[begin Supplied data]

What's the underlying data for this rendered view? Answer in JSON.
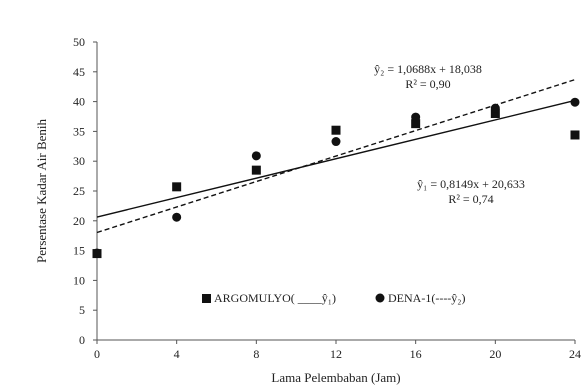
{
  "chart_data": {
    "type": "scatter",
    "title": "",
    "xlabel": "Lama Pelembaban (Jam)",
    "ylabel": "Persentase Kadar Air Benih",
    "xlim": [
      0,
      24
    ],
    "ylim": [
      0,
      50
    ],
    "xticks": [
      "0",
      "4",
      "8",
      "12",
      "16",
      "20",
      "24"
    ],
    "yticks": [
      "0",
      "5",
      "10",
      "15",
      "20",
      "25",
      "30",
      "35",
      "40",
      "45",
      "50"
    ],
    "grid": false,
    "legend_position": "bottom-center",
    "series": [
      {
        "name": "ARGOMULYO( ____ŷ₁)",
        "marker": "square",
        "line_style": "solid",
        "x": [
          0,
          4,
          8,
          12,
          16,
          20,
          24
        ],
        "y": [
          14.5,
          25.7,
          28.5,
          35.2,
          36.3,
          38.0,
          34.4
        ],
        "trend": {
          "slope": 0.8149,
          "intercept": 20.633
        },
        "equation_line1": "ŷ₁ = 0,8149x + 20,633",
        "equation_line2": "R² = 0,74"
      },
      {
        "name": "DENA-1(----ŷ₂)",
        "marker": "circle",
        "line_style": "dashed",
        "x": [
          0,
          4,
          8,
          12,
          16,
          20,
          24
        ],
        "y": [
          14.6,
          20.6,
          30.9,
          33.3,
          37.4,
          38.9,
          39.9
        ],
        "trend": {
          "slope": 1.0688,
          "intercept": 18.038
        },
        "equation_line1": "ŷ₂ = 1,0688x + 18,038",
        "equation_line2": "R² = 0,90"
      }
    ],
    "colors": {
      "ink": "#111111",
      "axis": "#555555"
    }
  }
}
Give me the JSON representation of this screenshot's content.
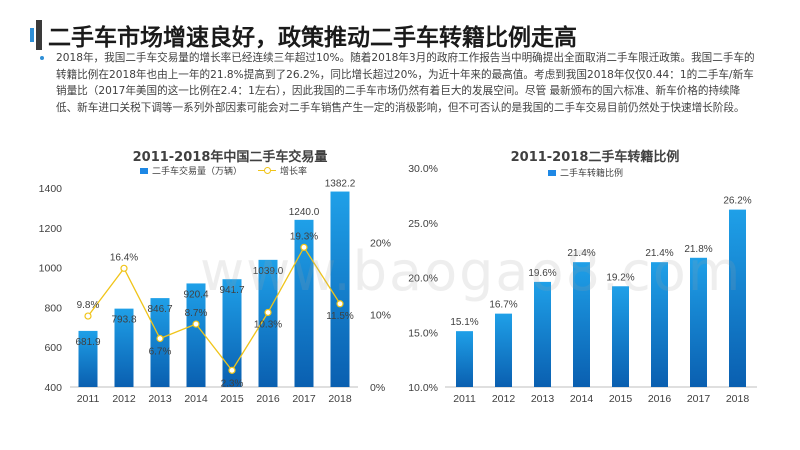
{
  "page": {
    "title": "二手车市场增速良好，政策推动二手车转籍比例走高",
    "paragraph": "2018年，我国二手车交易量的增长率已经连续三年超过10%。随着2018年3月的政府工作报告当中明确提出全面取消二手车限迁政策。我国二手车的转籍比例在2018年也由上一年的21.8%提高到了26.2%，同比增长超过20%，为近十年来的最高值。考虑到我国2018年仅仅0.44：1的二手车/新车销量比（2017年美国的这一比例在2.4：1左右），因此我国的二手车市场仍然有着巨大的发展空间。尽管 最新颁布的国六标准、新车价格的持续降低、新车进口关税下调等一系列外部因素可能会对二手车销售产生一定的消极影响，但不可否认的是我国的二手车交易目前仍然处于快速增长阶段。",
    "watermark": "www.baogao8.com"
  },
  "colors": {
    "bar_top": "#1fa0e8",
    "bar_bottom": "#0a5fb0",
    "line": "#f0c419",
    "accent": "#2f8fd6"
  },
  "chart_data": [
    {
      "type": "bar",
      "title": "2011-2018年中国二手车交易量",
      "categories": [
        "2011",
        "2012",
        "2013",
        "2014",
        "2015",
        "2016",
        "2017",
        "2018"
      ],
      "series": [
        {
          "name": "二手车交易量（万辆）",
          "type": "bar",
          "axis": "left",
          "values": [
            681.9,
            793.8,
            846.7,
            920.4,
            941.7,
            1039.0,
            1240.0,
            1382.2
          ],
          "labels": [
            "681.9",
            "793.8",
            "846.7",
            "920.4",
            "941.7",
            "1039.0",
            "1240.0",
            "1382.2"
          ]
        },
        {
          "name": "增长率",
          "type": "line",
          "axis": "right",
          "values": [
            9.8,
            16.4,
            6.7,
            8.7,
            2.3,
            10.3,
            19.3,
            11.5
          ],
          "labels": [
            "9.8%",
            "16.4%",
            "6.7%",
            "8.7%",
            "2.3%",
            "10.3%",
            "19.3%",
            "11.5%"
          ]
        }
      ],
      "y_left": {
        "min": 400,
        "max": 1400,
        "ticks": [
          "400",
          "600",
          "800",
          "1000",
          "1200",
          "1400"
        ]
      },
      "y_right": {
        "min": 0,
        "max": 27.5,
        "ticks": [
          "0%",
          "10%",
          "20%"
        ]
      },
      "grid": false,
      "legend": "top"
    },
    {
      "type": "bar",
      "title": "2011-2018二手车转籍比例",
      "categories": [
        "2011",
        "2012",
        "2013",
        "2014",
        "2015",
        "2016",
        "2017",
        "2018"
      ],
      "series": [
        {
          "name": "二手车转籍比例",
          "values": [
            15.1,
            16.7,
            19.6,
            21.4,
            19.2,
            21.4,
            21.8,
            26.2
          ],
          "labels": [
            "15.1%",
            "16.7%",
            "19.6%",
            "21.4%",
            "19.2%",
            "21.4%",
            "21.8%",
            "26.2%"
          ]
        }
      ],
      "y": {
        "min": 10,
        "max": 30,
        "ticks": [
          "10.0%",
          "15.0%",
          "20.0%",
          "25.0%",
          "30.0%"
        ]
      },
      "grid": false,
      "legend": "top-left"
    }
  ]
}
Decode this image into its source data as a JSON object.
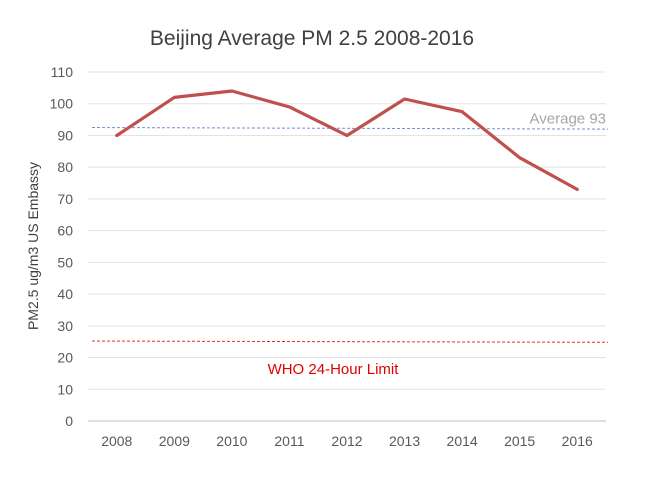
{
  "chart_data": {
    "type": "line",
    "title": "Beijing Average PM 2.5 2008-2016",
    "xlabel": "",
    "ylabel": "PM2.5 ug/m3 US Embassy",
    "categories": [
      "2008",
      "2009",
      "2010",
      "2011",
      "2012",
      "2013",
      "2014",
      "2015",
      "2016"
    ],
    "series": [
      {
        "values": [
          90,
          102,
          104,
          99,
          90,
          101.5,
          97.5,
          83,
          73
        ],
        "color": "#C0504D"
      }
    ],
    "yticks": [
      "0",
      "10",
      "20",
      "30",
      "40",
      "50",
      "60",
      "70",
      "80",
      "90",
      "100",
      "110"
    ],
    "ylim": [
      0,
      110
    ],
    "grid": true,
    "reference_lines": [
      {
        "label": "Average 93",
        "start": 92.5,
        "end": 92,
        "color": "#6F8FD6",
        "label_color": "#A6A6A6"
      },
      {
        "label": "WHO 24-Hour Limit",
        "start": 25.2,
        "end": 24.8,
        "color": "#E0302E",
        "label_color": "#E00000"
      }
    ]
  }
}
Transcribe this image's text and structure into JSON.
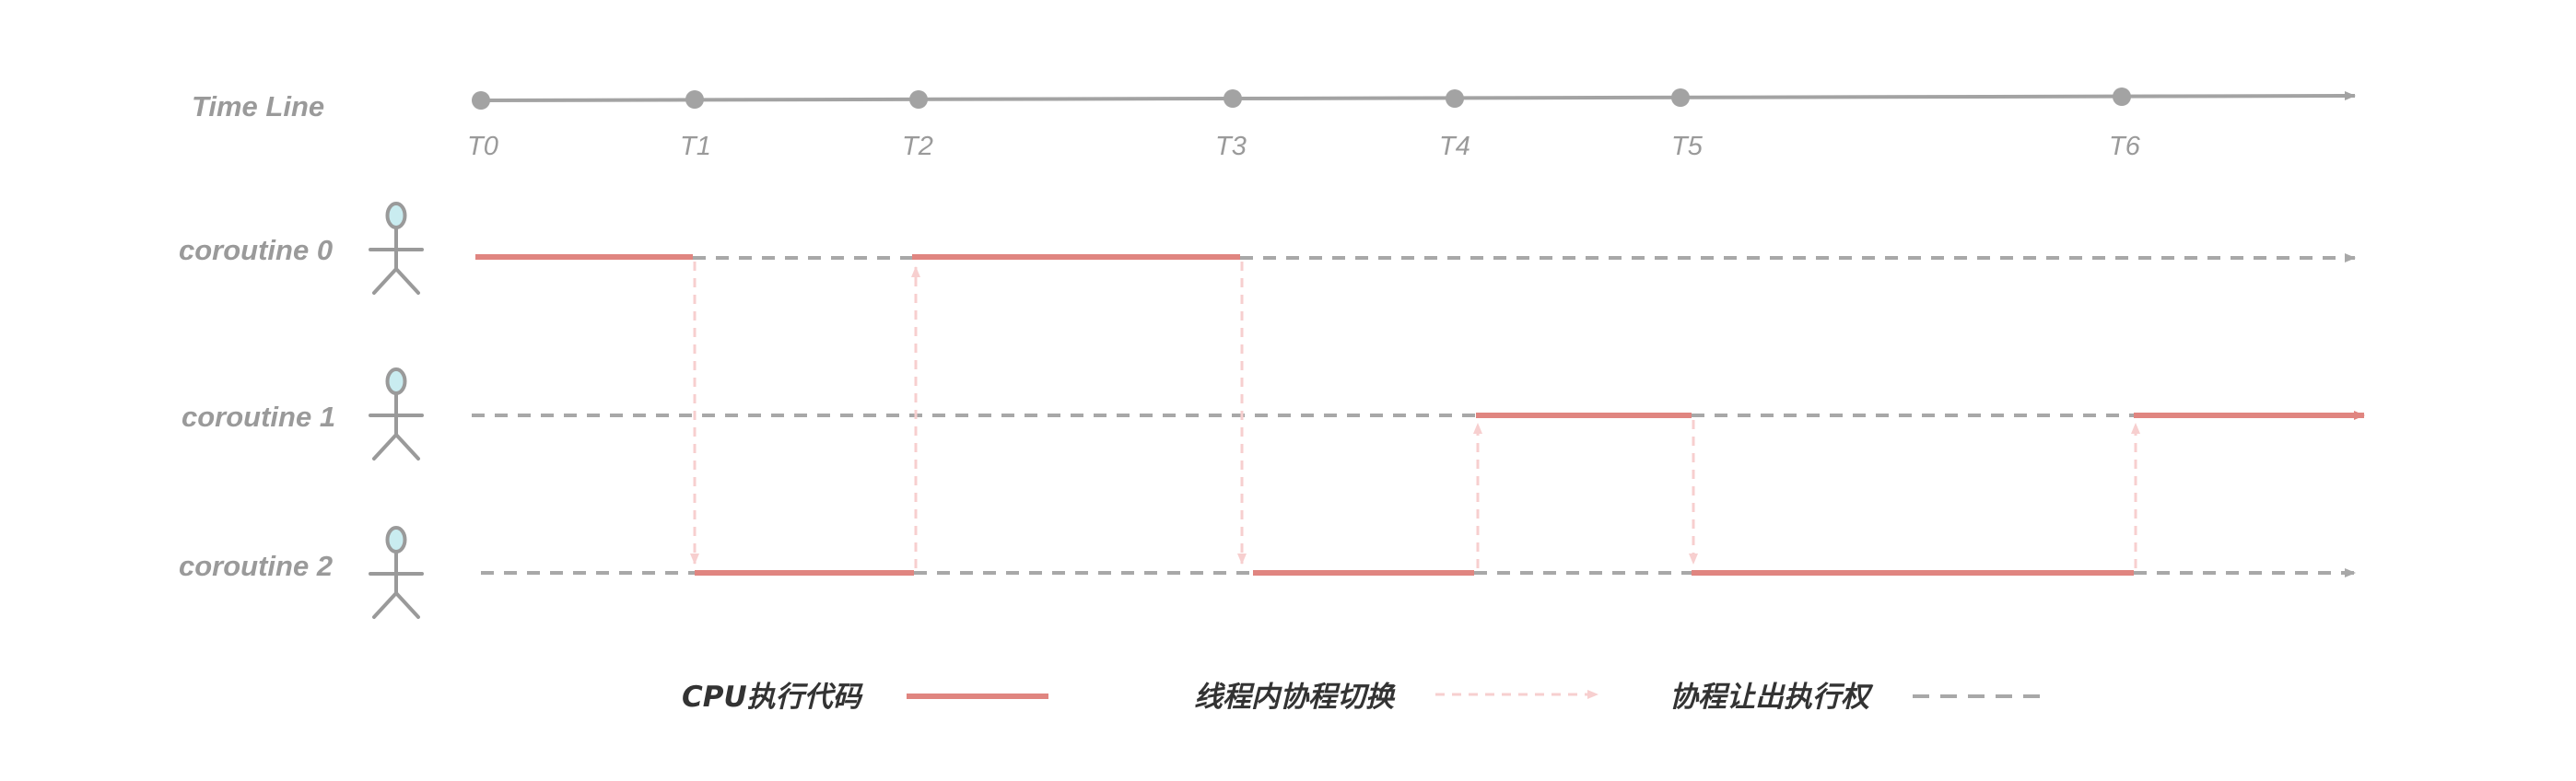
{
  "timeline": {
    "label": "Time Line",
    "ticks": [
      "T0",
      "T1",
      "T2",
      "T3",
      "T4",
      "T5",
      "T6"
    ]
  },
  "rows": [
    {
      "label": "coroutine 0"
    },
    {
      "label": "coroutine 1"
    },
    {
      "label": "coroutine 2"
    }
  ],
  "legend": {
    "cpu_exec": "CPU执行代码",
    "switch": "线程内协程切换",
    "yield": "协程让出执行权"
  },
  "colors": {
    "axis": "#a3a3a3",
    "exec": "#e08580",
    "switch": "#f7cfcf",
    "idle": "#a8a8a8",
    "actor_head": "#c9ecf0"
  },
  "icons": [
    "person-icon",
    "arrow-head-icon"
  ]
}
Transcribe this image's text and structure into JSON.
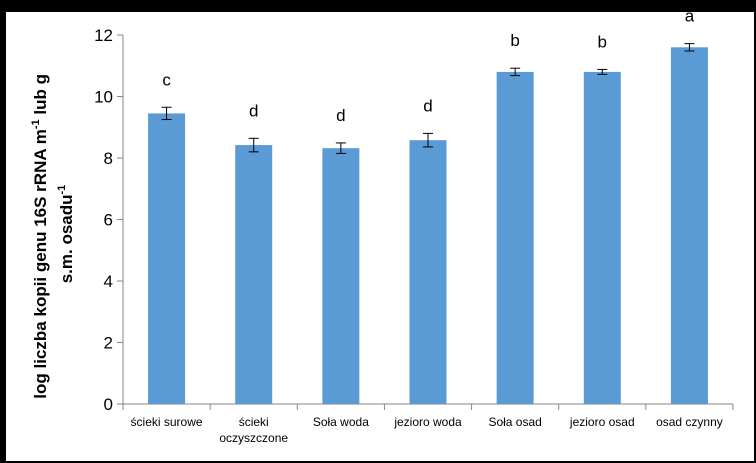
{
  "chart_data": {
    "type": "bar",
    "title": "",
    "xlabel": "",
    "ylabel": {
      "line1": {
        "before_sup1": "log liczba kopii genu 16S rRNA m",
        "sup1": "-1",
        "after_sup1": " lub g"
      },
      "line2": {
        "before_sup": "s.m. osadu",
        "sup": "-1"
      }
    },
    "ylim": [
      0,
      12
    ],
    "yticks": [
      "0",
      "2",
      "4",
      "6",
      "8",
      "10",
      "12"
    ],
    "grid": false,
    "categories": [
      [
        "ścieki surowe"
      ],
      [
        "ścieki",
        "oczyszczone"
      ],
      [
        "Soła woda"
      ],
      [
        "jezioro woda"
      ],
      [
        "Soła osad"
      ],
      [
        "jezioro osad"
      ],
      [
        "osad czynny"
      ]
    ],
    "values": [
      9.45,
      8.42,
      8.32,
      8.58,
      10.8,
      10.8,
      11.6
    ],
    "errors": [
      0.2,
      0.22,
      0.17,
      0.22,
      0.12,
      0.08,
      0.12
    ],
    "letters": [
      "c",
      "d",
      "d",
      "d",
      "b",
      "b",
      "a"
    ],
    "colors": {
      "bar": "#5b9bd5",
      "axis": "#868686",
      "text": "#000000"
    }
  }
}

[end Supplied data]

### Goal
Copy out each line of the data where the string "type" appears.

### Task solution
    "type": "scatter",
      "type": "bar",
          "type": "bar",
          "type": "line",
      "type": "bar",
    "type": "line",
    "type": "bar",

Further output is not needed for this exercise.